Data records:
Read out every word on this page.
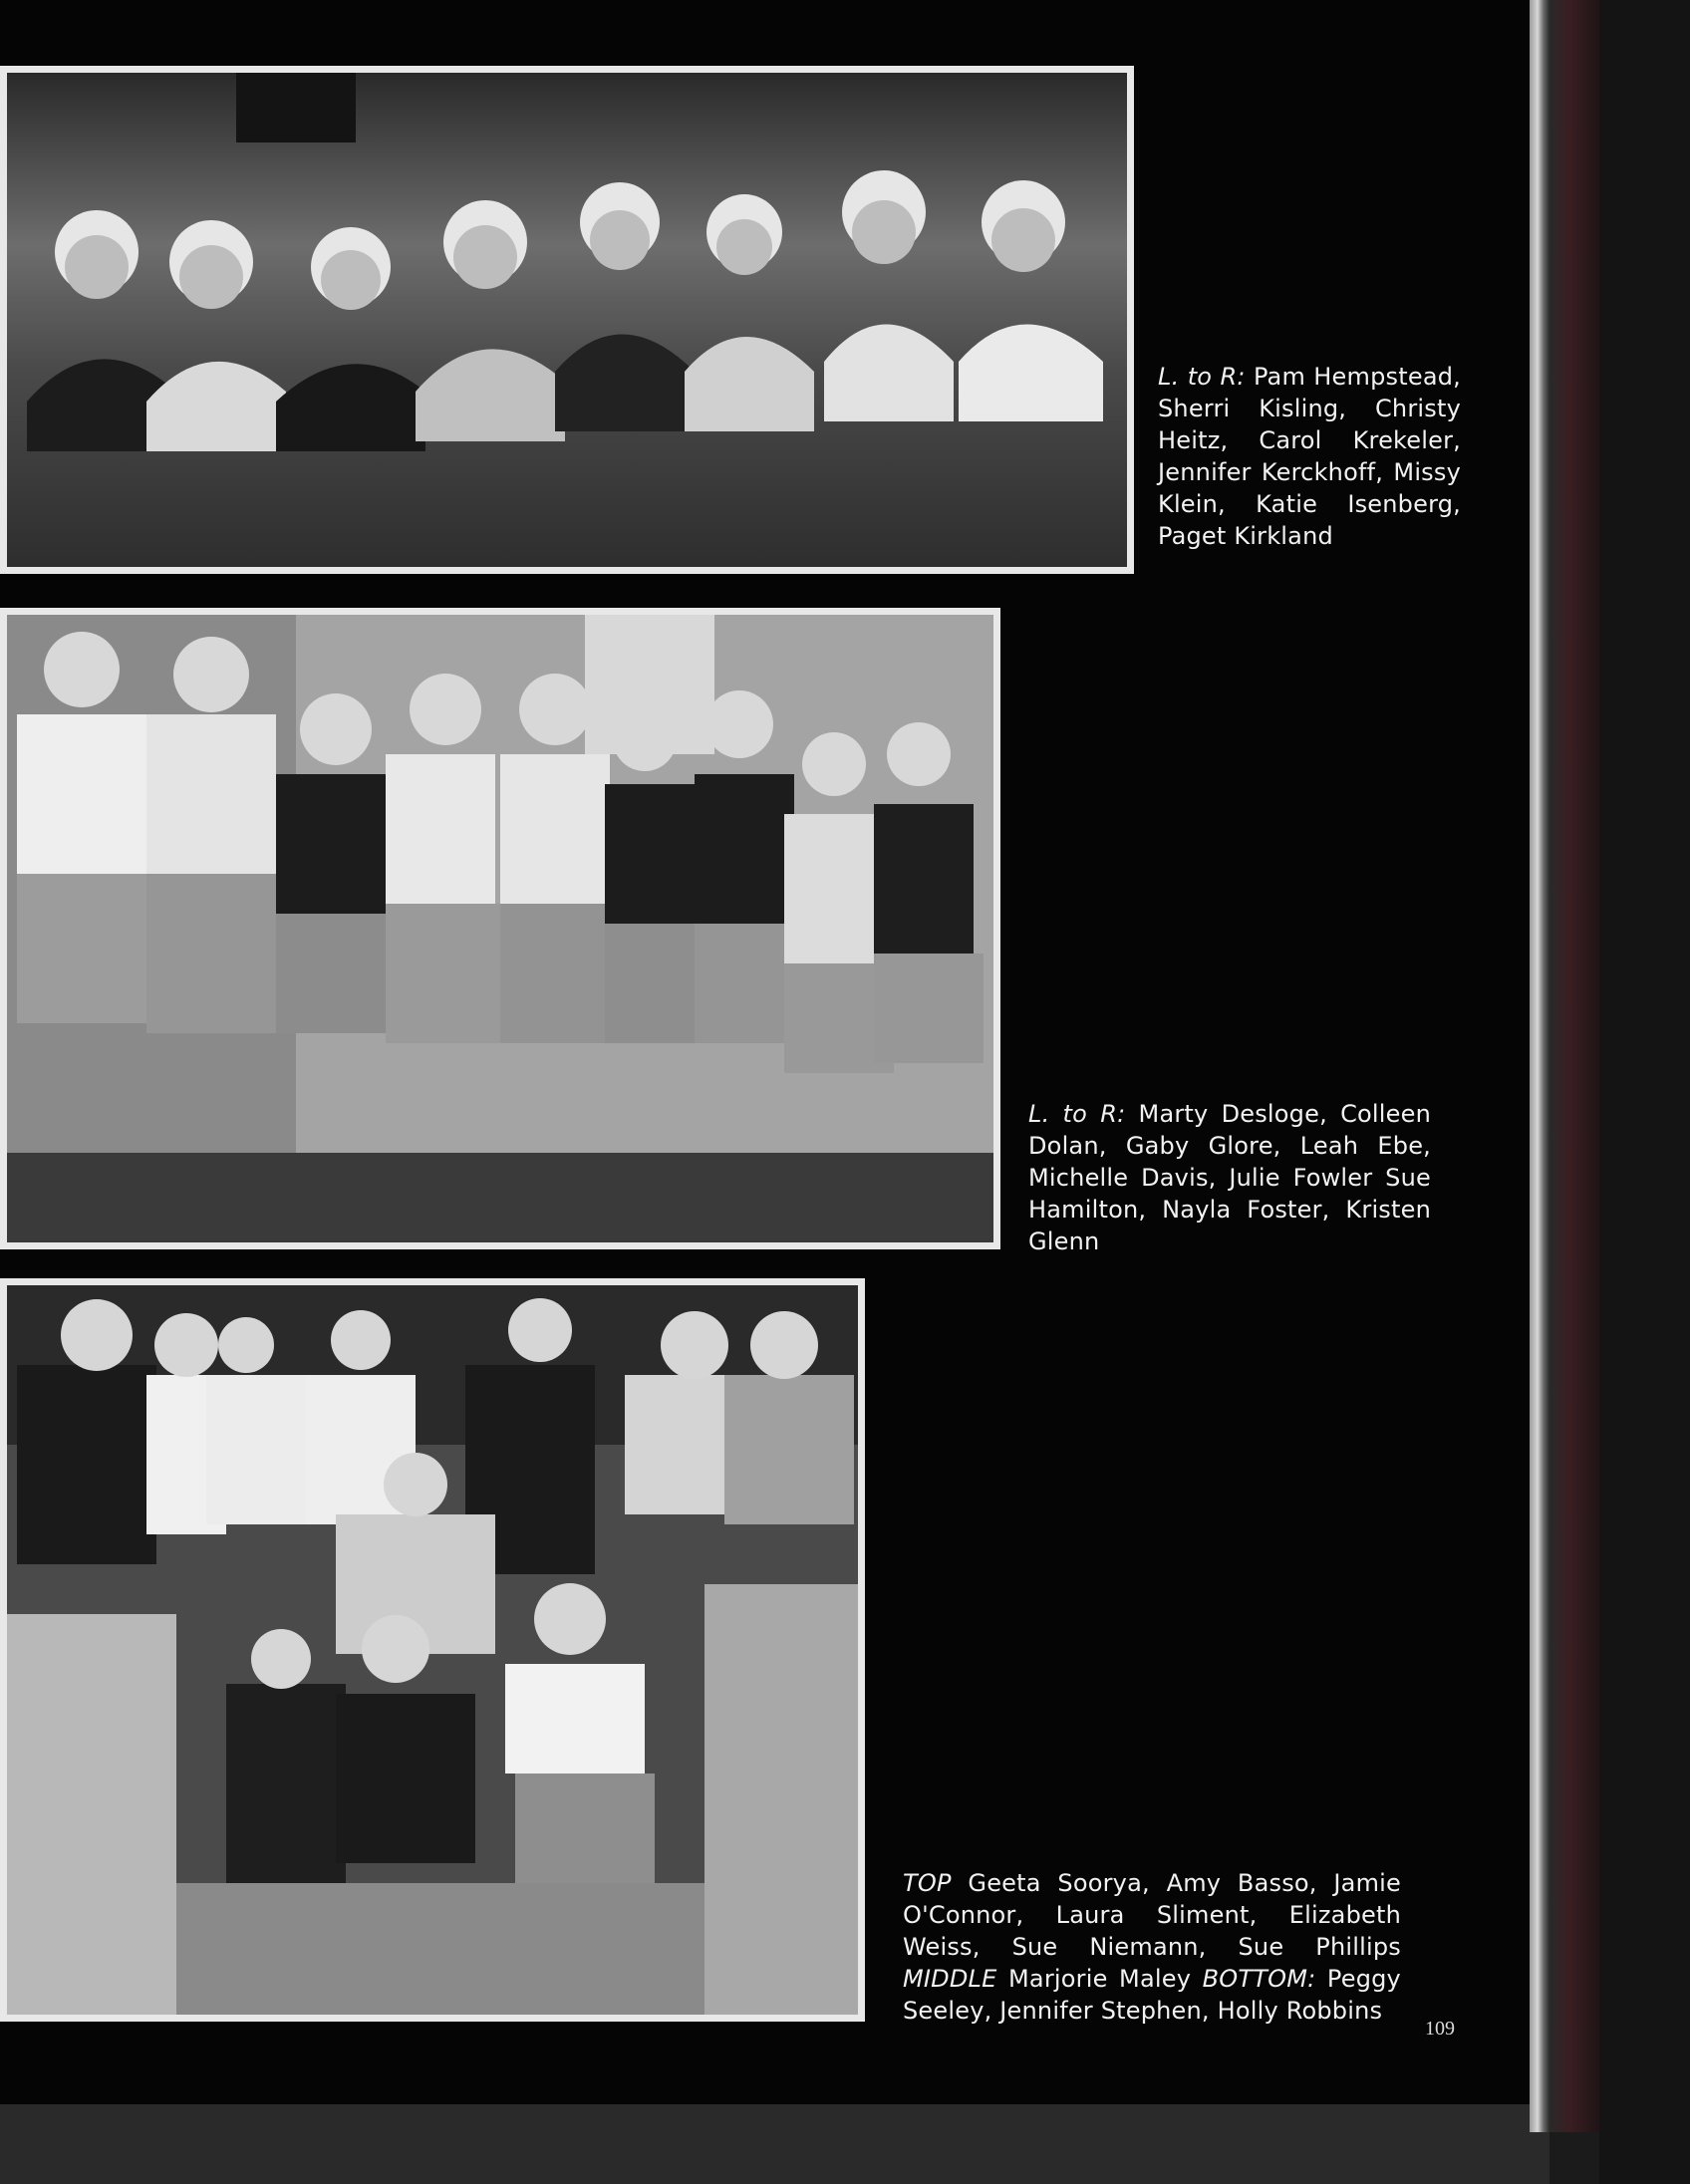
L. to R: Pam Hempstead, Sherri Kisling, Christy Heitz, Carol Krekeler, Jennifer Kerckhoff, Missy Klein, Katie Isenberg, Paget Kirkland
L. to R: Marty Desloge, Colleen Dolan, Gaby Glore, Leah Ebe, Michelle Davis, Julie Fowler Sue Hamilton, Nayla Foster, Kristen Glenn
TOP Geeta Soorya, Amy Basso, Jamie O'Connor, Laura Sliment, Elizabeth Weiss, Sue Niemann, Sue Phillips MIDDLE Marjorie Maley BOTTOM: Peggy Seeley, Jennifer Stephen, Holly Robbins
109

> _TASK BRIEF_
The records above are to be restated exactly, without their pictures.

> _REPLY TO THE EXERCISE_
Read out every word on this page.
L. to R: Pam Hempstead, Sherri Kisling, Christy Heitz, Carol Krekeler, Jennifer Kerckhoff, Missy Klein, Katie Isenberg, Paget Kirkland
L. to R: Marty Desloge, Colleen Dolan, Gaby Glore, Leah Ebe, Michelle Davis, Julie Fowler Sue Hamilton, Nayla Foster, Kristen Glenn
TOP Geeta Soorya, Amy Basso, Jamie O'Connor, Laura Sliment, Elizabeth Weiss, Sue Niemann, Sue Phillips MIDDLE Marjorie Maley BOTTOM: Peggy Seeley, Jennifer Stephen, Holly Robbins
109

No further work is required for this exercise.